SHORT PROBLEM:
Transcribe the listing exactly, leaving out every picture.

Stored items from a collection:
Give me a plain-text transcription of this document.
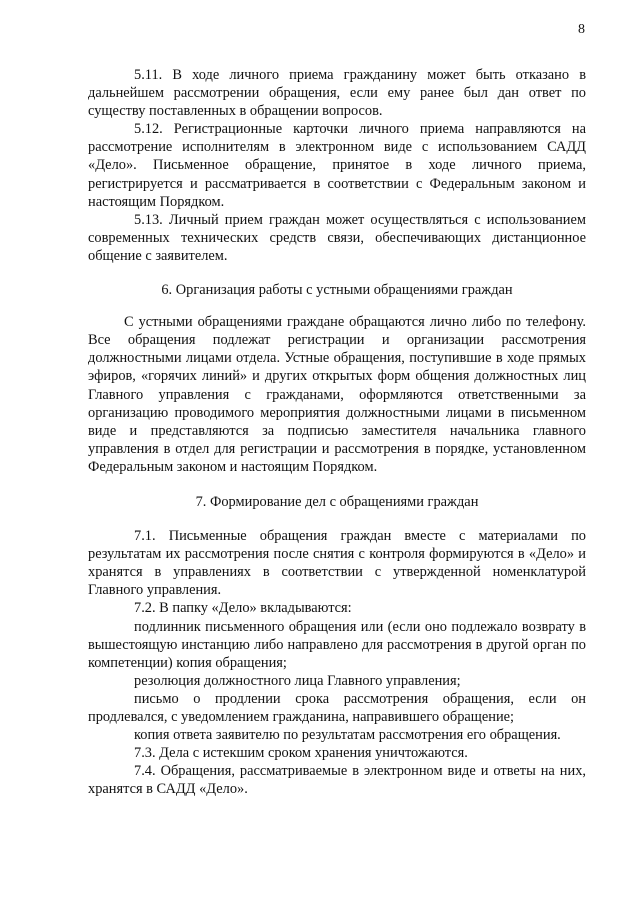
8

5.11. В ходе личного приема гражданину может быть отказано в дальнейшем рассмотрении обращения, если ему ранее был дан ответ по существу поставленных в обращении вопросов.

5.12. Регистрационные карточки личного приема направляются на рассмотрение исполнителям в электронном виде с использованием САДД «Дело». Письменное обращение, принятое в ходе личного приема, регистрируется и рассматривается в соответствии с Федеральным законом и настоящим Порядком.

5.13. Личный прием граждан может осуществляться с использованием современных технических средств связи, обеспечивающих дистанционное общение с заявителем.

6. Организация работы с устными обращениями граждан

С устными обращениями граждане обращаются лично либо по телефону. Все обращения подлежат регистрации и организации рассмотрения должностными лицами отдела. Устные обращения, поступившие в ходе прямых эфиров, «горячих линий» и других открытых форм общения должностных лиц Главного управления с гражданами, оформляются ответственными за организацию проводимого мероприятия должностными лицами в письменном виде и представляются за подписью заместителя начальника главного управления в отдел для регистрации и рассмотрения в порядке, установленном Федеральным законом и настоящим Порядком.

7. Формирование дел с обращениями граждан

7.1. Письменные обращения граждан вместе с материалами по результатам их рассмотрения после снятия с контроля формируются в «Дело» и хранятся в управлениях в соответствии с утвержденной номенклатурой Главного управления.

7.2. В папку «Дело» вкладываются:

подлинник письменного обращения или (если оно подлежало возврату в вышестоящую инстанцию либо направлено для рассмотрения в другой орган по компетенции) копия обращения;

резолюция должностного лица Главного управления;

письмо о продлении срока рассмотрения обращения, если он продлевался, с уведомлением гражданина, направившего обращение;

копия ответа заявителю по результатам рассмотрения его обращения.

7.3. Дела с истекшим сроком хранения уничтожаются.

7.4. Обращения, рассматриваемые в электронном виде и ответы на них, хранятся в САДД «Дело».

THE RESULT:
Give me a plain-text transcription of this document.
8

5.11. В ходе личного приема гражданину может быть отказано в дальнейшем рассмотрении обращения, если ему ранее был дан ответ по существу поставленных в обращении вопросов.

5.12. Регистрационные карточки личного приема направляются на рассмотрение исполнителям в электронном виде с использованием САДД «Дело». Письменное обращение, принятое в ходе личного приема, регистрируется и рассматривается в соответствии с Федеральным законом и настоящим Порядком.

5.13. Личный прием граждан может осуществляться с использованием современных технических средств связи, обеспечивающих дистанционное общение с заявителем.

6. Организация работы с устными обращениями граждан

С устными обращениями граждане обращаются лично либо по телефону. Все обращения подлежат регистрации и организации рассмотрения должностными лицами отдела. Устные обращения, поступившие в ходе прямых эфиров, «горячих линий» и других открытых форм общения должностных лиц Главного управления с гражданами, оформляются ответственными за организацию проводимого мероприятия должностными лицами в письменном виде и представляются за подписью заместителя начальника главного управления в отдел для регистрации и рассмотрения в порядке, установленном Федеральным законом и настоящим Порядком.

7. Формирование дел с обращениями граждан

7.1. Письменные обращения граждан вместе с материалами по результатам их рассмотрения после снятия с контроля формируются в «Дело» и хранятся в управлениях в соответствии с утвержденной номенклатурой Главного управления.

7.2. В папку «Дело» вкладываются:

подлинник письменного обращения или (если оно подлежало возврату в вышестоящую инстанцию либо направлено для рассмотрения в другой орган по компетенции) копия обращения;

резолюция должностного лица Главного управления;

письмо о продлении срока рассмотрения обращения, если он продлевался, с уведомлением гражданина, направившего обращение;

копия ответа заявителю по результатам рассмотрения его обращения.

7.3. Дела с истекшим сроком хранения уничтожаются.

7.4. Обращения, рассматриваемые в электронном виде и ответы на них, хранятся в САДД «Дело».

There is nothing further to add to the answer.